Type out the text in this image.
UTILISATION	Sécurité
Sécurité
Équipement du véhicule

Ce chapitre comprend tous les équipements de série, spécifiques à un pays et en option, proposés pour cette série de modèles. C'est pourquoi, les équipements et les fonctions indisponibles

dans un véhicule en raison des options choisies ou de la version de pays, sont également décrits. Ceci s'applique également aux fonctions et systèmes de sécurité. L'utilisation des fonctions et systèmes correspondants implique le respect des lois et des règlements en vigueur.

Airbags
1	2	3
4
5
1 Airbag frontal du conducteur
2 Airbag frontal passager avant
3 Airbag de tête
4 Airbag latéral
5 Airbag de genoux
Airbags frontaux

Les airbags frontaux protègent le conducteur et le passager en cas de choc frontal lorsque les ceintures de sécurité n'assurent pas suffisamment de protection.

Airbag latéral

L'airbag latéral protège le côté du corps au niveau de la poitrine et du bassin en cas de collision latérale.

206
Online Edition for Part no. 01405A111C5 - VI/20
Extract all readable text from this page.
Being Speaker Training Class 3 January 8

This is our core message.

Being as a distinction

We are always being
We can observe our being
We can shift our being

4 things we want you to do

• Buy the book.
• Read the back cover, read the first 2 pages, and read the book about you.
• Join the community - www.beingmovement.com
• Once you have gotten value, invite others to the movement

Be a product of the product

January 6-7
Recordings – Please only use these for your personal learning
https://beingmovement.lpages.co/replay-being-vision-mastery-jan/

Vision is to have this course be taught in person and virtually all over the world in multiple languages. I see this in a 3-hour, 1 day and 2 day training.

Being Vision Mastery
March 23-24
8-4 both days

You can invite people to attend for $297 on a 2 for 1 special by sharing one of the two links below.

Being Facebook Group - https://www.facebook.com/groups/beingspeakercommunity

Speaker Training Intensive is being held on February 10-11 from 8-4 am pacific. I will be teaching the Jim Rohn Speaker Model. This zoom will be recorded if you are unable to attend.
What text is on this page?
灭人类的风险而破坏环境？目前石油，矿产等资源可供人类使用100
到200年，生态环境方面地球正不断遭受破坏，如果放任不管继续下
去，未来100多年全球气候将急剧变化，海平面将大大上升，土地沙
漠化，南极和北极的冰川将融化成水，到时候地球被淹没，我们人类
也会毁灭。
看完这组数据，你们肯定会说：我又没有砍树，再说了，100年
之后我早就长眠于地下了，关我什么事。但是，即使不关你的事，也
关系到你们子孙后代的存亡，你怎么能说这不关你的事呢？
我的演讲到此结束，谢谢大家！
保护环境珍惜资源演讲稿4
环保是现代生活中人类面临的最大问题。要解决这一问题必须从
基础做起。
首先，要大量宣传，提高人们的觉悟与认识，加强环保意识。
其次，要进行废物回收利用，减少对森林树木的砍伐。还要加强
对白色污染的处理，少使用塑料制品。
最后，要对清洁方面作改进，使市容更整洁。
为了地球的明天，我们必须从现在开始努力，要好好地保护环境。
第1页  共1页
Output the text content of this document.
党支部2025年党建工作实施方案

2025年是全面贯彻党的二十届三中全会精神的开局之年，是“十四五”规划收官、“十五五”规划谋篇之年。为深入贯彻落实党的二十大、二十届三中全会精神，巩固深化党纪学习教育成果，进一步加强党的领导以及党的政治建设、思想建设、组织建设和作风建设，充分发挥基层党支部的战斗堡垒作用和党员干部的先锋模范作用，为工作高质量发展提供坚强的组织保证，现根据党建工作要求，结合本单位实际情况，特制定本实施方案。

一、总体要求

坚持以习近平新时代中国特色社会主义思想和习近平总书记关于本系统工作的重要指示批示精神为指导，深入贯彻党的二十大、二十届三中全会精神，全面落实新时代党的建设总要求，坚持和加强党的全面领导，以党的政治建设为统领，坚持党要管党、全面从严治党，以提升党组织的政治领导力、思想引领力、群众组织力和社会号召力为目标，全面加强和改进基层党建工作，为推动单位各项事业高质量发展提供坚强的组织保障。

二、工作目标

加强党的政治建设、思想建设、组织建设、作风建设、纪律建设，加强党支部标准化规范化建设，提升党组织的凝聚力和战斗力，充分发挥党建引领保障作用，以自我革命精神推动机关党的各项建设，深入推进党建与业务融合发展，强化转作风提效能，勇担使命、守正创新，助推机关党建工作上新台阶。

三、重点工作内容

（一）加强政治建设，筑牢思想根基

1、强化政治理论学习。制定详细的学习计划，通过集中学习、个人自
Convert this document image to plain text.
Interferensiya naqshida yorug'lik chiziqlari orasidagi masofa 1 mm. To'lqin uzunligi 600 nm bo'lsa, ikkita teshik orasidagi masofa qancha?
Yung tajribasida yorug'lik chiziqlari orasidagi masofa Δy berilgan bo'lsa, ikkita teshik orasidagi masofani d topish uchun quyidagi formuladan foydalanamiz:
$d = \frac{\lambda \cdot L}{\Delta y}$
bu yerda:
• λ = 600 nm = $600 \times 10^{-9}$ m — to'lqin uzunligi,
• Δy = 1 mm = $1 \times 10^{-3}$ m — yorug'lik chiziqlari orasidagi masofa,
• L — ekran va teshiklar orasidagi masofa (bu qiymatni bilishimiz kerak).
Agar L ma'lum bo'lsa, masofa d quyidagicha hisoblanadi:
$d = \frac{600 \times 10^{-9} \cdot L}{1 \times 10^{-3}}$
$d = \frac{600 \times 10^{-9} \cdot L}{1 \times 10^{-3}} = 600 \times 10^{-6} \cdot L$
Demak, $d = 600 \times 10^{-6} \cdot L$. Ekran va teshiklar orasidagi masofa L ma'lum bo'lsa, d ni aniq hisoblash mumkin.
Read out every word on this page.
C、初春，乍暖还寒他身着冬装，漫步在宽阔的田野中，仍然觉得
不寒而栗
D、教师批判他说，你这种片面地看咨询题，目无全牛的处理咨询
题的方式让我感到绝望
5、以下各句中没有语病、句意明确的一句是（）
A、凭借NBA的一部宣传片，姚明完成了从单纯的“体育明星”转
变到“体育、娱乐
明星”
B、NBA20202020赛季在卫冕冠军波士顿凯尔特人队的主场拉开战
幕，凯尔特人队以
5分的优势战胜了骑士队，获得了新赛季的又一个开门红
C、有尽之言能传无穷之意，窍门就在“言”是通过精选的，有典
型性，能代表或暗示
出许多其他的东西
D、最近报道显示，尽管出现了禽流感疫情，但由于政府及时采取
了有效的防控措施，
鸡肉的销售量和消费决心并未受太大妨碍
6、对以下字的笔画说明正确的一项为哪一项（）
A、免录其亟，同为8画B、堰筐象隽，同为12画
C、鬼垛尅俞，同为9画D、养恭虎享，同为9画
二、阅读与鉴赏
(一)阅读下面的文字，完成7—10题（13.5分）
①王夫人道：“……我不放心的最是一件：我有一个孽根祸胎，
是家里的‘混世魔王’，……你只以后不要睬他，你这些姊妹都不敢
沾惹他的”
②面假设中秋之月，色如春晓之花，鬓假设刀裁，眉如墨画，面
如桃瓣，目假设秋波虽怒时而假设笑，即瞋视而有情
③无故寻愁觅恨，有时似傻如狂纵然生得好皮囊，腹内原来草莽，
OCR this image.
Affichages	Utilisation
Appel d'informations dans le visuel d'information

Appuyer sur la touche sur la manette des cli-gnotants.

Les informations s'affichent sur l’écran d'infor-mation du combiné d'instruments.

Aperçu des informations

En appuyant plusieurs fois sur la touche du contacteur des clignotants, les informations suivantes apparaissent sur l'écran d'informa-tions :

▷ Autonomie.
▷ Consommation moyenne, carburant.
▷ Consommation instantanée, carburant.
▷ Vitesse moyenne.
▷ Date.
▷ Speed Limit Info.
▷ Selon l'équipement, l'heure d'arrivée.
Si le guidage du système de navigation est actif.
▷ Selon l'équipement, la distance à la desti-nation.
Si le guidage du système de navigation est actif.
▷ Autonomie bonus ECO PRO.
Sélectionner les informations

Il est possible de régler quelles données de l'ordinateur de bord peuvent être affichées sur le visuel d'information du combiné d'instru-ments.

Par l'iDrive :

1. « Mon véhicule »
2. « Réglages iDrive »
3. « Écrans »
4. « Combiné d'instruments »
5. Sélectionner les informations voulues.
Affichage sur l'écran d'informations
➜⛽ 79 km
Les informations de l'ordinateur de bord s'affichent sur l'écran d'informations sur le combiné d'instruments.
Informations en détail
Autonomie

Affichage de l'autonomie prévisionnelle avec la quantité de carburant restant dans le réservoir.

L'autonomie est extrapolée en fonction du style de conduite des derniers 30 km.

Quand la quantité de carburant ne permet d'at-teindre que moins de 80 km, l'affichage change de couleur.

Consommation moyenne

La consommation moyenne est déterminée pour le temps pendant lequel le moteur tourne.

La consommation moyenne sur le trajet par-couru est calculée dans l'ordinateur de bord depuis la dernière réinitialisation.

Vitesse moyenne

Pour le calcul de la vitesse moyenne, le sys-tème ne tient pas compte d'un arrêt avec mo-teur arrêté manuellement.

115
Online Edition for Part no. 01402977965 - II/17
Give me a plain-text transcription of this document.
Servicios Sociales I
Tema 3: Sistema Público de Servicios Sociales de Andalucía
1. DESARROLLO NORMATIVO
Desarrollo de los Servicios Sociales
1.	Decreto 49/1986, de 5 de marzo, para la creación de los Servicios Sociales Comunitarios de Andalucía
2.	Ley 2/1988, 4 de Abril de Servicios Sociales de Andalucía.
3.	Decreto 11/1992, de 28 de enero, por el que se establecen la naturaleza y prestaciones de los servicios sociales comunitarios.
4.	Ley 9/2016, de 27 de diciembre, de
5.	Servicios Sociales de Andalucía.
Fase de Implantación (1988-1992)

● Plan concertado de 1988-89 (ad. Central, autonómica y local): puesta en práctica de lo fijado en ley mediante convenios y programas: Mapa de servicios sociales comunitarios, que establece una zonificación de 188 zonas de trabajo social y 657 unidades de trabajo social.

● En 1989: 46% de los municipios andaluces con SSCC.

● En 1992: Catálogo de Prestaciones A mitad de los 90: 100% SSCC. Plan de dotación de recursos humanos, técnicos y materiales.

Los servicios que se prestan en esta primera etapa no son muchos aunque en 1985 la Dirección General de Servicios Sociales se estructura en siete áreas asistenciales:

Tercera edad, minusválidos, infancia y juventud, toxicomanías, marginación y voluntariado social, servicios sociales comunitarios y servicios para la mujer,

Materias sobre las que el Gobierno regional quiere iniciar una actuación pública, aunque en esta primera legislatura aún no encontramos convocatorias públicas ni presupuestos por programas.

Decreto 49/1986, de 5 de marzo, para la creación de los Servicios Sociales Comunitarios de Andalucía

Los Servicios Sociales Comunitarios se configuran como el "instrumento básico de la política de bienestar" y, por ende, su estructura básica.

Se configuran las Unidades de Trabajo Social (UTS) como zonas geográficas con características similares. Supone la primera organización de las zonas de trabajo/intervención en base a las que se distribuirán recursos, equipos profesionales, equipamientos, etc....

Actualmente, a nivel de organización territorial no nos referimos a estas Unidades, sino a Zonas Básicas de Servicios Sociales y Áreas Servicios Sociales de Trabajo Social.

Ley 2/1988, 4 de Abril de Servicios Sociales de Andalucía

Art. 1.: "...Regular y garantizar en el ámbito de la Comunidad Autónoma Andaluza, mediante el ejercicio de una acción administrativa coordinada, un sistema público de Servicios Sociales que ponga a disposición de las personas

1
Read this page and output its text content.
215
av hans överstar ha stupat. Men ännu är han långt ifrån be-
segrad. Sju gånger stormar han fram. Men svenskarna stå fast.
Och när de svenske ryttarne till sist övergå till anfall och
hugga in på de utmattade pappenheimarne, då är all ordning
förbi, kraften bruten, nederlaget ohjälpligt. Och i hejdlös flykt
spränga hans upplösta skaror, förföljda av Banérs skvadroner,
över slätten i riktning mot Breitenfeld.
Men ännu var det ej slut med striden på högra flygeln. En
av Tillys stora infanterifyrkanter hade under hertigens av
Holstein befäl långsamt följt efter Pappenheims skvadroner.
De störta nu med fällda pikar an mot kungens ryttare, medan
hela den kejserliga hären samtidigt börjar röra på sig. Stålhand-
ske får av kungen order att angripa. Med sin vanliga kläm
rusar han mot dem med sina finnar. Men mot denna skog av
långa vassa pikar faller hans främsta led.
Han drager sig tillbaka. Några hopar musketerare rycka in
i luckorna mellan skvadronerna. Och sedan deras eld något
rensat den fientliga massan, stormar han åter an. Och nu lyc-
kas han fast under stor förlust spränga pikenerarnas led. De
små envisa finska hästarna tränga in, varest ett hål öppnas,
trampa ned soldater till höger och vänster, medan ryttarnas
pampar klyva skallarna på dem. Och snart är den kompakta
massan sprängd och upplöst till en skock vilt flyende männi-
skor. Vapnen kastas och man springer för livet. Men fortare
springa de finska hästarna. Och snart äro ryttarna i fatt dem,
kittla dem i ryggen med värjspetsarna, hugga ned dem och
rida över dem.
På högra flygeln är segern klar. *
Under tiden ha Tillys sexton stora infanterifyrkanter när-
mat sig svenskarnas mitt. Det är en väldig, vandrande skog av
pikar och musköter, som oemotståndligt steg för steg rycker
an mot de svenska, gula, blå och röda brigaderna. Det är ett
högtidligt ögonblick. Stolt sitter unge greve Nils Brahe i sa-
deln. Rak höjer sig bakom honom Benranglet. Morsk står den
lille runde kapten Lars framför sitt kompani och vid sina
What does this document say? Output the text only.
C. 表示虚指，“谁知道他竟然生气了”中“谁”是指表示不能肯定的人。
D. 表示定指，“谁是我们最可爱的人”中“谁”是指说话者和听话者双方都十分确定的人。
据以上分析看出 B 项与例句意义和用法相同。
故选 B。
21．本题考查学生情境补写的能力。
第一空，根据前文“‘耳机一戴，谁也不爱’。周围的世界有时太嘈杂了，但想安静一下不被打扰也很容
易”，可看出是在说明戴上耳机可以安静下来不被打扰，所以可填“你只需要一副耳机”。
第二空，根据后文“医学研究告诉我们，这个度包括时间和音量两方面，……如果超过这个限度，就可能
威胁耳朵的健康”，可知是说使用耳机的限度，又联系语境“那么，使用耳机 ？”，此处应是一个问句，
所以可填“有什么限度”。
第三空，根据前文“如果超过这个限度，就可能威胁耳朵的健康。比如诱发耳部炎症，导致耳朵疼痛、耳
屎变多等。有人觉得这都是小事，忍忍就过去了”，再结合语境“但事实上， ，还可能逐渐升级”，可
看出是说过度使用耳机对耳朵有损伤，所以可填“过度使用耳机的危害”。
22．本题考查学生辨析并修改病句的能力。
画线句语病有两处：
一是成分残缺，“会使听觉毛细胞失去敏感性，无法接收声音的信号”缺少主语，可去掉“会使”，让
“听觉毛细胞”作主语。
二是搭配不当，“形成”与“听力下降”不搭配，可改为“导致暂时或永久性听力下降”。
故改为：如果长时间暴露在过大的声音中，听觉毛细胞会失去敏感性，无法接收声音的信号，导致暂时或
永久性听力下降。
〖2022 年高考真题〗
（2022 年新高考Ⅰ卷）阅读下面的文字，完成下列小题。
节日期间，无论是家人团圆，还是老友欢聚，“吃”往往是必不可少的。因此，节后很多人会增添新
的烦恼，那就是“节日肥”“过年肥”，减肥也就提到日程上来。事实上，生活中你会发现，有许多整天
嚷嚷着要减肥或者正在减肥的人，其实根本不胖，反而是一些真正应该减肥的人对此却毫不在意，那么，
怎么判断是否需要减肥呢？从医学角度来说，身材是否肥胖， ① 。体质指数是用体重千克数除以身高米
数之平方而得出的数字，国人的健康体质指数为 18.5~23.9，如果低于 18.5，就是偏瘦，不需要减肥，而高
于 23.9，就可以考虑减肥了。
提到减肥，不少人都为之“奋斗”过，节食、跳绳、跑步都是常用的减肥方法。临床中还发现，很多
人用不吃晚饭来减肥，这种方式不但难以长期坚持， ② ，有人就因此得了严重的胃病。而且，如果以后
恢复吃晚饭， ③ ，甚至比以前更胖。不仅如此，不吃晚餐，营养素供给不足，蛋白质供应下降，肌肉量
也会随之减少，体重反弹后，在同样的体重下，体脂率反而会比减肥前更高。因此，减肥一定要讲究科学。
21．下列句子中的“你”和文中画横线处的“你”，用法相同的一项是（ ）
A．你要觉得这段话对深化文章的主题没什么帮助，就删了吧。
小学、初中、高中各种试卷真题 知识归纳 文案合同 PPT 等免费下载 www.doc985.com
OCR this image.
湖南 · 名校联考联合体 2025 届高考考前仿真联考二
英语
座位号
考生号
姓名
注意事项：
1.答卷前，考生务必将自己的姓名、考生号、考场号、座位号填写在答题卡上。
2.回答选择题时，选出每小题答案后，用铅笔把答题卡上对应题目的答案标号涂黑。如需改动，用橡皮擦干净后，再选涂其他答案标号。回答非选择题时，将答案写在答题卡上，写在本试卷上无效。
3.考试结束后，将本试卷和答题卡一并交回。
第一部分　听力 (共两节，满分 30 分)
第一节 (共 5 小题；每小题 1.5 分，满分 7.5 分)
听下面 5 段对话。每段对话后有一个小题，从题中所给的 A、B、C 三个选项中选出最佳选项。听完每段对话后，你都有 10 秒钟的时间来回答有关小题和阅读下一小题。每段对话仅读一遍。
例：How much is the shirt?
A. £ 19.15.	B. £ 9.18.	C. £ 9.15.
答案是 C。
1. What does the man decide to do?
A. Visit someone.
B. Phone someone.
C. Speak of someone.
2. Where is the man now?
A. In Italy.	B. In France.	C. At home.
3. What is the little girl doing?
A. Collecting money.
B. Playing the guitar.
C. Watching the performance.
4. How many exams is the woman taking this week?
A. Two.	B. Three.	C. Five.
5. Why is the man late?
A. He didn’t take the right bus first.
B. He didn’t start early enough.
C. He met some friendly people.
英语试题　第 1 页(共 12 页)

- - - - - - -

• Exercise directions: Write only the number of lines in the records that include the word "teshiklar".

• The solution: 2